• **To do**
Give back exactly the lines that run from the line containing "Type out the text in this image." through the end of the listing below. Leave out every other line.

>> begin Given entries

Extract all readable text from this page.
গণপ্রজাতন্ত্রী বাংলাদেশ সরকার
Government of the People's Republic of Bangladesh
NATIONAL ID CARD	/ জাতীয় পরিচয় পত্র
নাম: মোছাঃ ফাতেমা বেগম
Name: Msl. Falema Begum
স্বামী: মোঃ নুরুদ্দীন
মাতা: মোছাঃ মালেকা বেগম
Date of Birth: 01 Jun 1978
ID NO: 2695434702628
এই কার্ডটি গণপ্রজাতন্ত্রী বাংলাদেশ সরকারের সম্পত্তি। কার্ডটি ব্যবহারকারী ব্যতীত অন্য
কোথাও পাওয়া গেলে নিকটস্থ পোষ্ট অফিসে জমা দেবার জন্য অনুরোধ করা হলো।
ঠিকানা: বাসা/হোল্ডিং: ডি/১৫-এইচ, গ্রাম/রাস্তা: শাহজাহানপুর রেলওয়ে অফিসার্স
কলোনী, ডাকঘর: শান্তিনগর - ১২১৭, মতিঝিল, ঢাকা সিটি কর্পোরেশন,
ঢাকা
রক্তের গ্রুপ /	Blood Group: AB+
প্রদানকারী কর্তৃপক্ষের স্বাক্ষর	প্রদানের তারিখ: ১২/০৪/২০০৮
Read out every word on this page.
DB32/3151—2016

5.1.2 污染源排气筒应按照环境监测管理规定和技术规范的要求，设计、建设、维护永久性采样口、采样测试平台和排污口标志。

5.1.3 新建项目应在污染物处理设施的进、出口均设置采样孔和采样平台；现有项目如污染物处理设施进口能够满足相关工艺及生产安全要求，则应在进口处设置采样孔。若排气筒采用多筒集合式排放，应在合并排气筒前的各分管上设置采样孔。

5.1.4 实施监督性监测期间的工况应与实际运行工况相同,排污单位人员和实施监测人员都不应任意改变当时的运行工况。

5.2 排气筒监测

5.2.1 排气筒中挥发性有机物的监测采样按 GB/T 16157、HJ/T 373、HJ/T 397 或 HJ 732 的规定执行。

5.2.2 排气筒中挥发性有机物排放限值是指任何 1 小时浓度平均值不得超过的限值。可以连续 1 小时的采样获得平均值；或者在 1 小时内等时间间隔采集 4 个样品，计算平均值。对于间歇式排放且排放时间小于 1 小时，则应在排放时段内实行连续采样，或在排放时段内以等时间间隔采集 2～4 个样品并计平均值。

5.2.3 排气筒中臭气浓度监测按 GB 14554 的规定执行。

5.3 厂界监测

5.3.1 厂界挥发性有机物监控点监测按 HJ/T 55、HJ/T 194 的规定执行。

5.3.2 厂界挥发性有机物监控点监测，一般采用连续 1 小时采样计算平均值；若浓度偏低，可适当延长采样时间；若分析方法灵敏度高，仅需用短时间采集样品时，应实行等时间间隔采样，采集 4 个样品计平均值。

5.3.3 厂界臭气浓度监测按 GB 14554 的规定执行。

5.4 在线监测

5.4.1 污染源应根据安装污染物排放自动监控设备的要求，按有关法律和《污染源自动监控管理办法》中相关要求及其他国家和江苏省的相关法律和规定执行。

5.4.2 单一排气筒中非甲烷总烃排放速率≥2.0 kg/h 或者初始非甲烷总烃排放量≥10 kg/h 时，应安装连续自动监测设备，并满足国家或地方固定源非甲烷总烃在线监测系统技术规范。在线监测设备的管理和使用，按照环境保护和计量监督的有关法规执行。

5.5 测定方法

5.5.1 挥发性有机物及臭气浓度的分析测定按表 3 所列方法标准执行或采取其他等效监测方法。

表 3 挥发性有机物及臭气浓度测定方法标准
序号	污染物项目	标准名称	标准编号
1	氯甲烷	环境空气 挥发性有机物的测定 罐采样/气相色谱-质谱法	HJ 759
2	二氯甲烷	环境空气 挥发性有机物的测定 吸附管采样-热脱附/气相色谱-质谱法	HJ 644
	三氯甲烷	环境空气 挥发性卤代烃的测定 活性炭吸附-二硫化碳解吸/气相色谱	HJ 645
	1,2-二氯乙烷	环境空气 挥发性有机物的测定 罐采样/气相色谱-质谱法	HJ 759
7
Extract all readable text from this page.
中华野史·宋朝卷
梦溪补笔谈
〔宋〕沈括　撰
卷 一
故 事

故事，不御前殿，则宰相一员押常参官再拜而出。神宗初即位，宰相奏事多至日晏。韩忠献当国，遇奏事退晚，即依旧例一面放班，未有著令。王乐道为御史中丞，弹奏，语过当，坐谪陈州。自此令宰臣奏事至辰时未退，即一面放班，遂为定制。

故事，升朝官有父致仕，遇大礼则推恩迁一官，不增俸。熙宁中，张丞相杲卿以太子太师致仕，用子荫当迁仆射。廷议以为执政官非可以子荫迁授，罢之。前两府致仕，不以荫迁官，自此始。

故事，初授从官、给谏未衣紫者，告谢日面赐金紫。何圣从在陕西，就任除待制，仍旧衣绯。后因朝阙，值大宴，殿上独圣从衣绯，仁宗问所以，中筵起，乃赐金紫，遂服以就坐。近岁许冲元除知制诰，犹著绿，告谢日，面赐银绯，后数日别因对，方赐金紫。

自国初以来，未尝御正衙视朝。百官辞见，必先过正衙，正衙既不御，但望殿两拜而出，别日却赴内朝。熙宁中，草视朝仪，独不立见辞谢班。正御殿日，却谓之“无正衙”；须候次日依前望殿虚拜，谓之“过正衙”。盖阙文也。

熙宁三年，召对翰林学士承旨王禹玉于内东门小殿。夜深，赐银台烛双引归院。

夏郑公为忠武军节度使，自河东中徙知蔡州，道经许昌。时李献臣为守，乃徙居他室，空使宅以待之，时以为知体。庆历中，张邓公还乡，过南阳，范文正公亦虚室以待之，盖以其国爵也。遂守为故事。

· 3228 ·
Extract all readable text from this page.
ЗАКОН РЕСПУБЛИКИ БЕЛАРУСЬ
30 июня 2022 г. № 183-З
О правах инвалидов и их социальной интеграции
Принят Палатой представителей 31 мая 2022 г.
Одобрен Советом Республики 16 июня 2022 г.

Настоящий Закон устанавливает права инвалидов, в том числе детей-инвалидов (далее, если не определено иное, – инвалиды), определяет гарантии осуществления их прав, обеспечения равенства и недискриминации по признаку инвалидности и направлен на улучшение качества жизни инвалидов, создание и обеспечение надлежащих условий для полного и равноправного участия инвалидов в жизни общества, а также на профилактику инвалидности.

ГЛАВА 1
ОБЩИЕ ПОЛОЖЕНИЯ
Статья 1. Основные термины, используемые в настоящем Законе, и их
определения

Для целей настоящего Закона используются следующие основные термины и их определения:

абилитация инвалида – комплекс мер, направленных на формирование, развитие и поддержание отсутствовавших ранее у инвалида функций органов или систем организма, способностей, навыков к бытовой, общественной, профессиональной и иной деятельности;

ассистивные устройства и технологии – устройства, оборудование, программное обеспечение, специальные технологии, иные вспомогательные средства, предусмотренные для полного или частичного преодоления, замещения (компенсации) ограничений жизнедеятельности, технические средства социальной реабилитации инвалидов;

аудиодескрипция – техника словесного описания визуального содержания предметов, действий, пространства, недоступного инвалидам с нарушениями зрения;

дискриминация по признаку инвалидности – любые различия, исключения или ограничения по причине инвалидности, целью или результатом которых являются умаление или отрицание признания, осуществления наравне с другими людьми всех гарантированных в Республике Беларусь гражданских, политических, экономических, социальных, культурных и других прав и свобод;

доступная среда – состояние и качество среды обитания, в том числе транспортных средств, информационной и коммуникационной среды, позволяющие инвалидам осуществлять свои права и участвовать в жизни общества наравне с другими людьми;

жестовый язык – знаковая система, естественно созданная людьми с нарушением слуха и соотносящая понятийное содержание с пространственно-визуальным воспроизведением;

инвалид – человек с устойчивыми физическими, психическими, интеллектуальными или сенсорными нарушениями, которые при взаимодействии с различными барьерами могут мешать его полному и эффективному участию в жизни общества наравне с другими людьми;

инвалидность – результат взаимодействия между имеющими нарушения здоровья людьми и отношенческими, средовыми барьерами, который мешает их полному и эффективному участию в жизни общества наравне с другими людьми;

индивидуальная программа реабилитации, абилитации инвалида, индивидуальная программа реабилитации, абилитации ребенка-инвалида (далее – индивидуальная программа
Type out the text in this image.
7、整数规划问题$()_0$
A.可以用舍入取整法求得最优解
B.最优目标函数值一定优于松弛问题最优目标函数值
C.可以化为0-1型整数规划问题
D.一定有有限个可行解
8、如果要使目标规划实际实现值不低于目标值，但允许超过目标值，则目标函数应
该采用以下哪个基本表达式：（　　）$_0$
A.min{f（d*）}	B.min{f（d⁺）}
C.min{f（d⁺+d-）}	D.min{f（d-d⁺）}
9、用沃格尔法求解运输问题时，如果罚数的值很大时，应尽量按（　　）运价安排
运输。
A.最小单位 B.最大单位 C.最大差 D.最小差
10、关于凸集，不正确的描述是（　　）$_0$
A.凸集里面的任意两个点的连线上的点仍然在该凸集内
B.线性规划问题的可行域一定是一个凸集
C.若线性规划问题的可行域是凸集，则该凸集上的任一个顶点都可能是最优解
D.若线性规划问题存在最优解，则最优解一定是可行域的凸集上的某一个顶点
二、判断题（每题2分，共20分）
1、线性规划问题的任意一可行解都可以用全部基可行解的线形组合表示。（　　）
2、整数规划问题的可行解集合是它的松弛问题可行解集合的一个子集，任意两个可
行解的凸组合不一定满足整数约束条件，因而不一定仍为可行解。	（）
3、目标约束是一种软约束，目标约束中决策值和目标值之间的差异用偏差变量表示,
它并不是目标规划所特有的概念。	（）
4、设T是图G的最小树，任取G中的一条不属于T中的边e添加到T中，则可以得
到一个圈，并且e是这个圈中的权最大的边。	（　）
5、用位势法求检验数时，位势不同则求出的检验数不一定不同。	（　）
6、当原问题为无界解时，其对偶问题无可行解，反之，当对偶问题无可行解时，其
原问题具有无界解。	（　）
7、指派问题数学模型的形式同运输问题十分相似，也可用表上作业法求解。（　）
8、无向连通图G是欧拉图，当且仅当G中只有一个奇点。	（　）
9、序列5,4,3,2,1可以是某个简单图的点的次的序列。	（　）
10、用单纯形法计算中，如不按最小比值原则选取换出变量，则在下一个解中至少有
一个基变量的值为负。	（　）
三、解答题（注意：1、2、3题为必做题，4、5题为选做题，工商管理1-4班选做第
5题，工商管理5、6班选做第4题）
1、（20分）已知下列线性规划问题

>> end Given entries

• **Expected answer**
Type out the text in this image.
7、整数规划问题$()_0$
A.可以用舍入取整法求得最优解
B.最优目标函数值一定优于松弛问题最优目标函数值
C.可以化为0-1型整数规划问题
D.一定有有限个可行解
8、如果要使目标规划实际实现值不低于目标值，但允许超过目标值，则目标函数应
该采用以下哪个基本表达式：（　　）$_0$
A.min{f（d*）}	B.min{f（d⁺）}
C.min{f（d⁺+d-）}	D.min{f（d-d⁺）}
9、用沃格尔法求解运输问题时，如果罚数的值很大时，应尽量按（　　）运价安排
运输。
A.最小单位 B.最大单位 C.最大差 D.最小差
10、关于凸集，不正确的描述是（　　）$_0$
A.凸集里面的任意两个点的连线上的点仍然在该凸集内
B.线性规划问题的可行域一定是一个凸集
C.若线性规划问题的可行域是凸集，则该凸集上的任一个顶点都可能是最优解
D.若线性规划问题存在最优解，则最优解一定是可行域的凸集上的某一个顶点
二、判断题（每题2分，共20分）
1、线性规划问题的任意一可行解都可以用全部基可行解的线形组合表示。（　　）
2、整数规划问题的可行解集合是它的松弛问题可行解集合的一个子集，任意两个可
行解的凸组合不一定满足整数约束条件，因而不一定仍为可行解。	（）
3、目标约束是一种软约束，目标约束中决策值和目标值之间的差异用偏差变量表示,
它并不是目标规划所特有的概念。	（）
4、设T是图G的最小树，任取G中的一条不属于T中的边e添加到T中，则可以得
到一个圈，并且e是这个圈中的权最大的边。	（　）
5、用位势法求检验数时，位势不同则求出的检验数不一定不同。	（　）
6、当原问题为无界解时，其对偶问题无可行解，反之，当对偶问题无可行解时，其
原问题具有无界解。	（　）
7、指派问题数学模型的形式同运输问题十分相似，也可用表上作业法求解。（　）
8、无向连通图G是欧拉图，当且仅当G中只有一个奇点。	（　）
9、序列5,4,3,2,1可以是某个简单图的点的次的序列。	（　）
10、用单纯形法计算中，如不按最小比值原则选取换出变量，则在下一个解中至少有
一个基变量的值为负。	（　）
三、解答题（注意：1、2、3题为必做题，4、5题为选做题，工商管理1-4班选做第
5题，工商管理5、6班选做第4题）
1、（20分）已知下列线性规划问题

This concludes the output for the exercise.